── PAGE TEXT ──
Finally, if we are to undergo transformation "at the cellular level," will our cells not speak to us in love? Is our private joy not a minuscule taste of the ongoing cosmic rapture in which the divine is not "involved" but which is rather the continuing reality, the actual essence of the divine?




Who are we to reject the graces the unknown has bestowed upon us? Many had to defy the prohibitions of the parent to achieve initiation of the flesh. Now must we disregard the strictures of an over cautious, sense-denying religious "authority" to attain initiation of the spirit?




Today in meditation I saw an image of a corset--an old fashioned, straight-laced garment, designed to hold down and repress all the body’s natural capacities, even including the breath itself. I realized (with gratitude) that I was having none of it. I would follow my own path, even if it led straight to "hades" (which it doesn’t, believe me, unless one is unable to tell the difference between higher and lower realms).




Moreover, I want to maintain contact with this, the more usual, more ordinary mode of being (one which does not squelch the feeling aspect of self)--I do not want to climb to heaven on the broken bones of the senses.




I am not (never was) wanton, riotous, orgiastic. Quite the contrary, it has taken me a lifetime to contact this secret realm of the inner self, in which body and spirit conspire together, fusing into a unit of knowing that is neither one nor the other, but a totally new organ of consciousness. The world is vibration and I am that thing which allows and knows this divine energy as it streams into and through me, for I and it are of the same order of being.




Despite my almost irresistible attraction to Baba Hari Dass, I did not become a disciple. Something in me clung to the connection with my "inner guru," who had led me so expertly through my difficult journey. I visited Baba’s ashram once or twice again, but did not pursue a more intimate the personal connection.
───
── DATA EXTRACTS ──
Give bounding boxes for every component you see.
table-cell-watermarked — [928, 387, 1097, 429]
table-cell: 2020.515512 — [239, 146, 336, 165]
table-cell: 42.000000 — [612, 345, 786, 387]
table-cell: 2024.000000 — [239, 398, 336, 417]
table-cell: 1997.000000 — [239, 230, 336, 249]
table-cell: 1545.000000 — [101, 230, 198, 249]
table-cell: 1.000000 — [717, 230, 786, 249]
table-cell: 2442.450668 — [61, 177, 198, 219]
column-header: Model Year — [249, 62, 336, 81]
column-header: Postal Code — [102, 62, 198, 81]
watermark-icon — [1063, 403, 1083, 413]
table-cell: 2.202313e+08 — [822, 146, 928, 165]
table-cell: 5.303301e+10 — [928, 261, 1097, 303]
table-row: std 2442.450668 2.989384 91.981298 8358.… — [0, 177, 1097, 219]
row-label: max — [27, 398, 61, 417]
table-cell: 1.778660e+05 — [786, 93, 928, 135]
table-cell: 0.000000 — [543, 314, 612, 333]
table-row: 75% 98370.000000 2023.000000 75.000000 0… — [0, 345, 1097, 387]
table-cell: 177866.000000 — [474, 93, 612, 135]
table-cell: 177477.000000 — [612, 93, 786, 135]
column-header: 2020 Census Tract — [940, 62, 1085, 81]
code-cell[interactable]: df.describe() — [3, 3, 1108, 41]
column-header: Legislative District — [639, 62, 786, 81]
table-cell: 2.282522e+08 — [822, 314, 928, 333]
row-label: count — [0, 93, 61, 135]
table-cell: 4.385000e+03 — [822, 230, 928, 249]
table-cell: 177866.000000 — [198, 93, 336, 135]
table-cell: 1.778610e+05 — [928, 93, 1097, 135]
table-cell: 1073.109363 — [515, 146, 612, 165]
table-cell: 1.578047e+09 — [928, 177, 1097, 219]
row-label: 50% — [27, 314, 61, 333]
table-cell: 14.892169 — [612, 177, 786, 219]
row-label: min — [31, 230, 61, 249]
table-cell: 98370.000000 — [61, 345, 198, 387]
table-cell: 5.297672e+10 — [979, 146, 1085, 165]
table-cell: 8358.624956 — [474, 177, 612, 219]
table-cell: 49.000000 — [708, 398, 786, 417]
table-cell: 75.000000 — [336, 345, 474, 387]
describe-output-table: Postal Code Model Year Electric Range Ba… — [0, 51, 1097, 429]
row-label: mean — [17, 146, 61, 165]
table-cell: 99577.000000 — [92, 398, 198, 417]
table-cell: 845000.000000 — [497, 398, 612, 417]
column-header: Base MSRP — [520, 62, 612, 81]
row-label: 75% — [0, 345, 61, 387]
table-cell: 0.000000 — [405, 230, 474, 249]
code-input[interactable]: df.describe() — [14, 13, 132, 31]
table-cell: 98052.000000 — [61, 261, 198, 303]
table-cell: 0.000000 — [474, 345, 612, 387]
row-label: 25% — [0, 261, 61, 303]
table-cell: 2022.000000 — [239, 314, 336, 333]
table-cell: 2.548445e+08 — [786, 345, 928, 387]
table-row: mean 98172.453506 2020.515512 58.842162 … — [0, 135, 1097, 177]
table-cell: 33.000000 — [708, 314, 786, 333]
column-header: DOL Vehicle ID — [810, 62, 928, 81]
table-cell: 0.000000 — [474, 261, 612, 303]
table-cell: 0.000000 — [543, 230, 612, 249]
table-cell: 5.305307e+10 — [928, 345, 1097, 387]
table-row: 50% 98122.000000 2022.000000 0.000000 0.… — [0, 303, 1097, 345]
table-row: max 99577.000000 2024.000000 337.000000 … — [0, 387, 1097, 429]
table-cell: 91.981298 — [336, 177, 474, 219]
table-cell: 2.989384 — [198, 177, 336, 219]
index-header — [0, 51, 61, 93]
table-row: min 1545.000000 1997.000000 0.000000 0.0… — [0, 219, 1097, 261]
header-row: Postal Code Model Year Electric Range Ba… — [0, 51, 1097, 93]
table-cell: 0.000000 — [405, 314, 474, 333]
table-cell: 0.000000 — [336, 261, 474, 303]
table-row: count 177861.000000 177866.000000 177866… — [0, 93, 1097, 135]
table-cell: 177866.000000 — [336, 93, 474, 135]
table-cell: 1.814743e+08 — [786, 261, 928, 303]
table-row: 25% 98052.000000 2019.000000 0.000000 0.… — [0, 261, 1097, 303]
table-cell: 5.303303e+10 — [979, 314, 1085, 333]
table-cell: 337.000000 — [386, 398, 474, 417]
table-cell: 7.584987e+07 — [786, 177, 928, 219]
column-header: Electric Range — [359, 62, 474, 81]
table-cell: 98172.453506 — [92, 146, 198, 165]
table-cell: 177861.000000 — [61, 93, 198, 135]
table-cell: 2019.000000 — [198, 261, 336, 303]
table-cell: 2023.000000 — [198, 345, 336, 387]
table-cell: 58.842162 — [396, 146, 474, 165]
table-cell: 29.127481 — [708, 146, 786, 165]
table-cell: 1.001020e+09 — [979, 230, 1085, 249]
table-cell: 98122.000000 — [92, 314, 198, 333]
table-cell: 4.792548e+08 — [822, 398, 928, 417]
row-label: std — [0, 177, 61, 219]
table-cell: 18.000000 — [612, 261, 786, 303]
───
## WORK TO COMPLETE
Write the next part of the personal reflection on body, spirit, and the inner guru, picking up right after its final sentence.

## RESPONSE BOX
On Thursday, I again talked with Andrew privately. He seemed a little taken aback that I would discuss ecstasy so openly. Again, there seems to be universal denial, even discomfort with this topic, as if one wanted to share the intimate details of one's sexual experience, or other basic biological functions. Andrew, too, feels that the rapturous state should give way to a sense of pure peace and tranquillity--where pain and pleasure no longer rule. But who wants such a passionless existence? Isn’t it better to allow the throb of bliss in the heart, to know love is part of a shared resonance, to feel the oneness with all which is external to self? Sometimes I wonder if the refusal to feel arises out of the "control needs" of the experiencer, or perhaps it is the consolation of those who have passed beyond this state into a less body-inclusive condition. I am reminded of old men who urge youth to be celibate. Or, libertines who say "Aha!" and wink when a prim maiden takes an innocent turn on the dance floor.




Those whose senses need reigning in, let them buy halters. For the rest of us, let us move forward freely, welcoming what awaits as well as the journey there.




The key, here, as always, is to attain a balance. Neither the ride of the Valkyries nor one of the restrained preludes of Chopin, but something strong, active, real--affirming and connecting self, other, world.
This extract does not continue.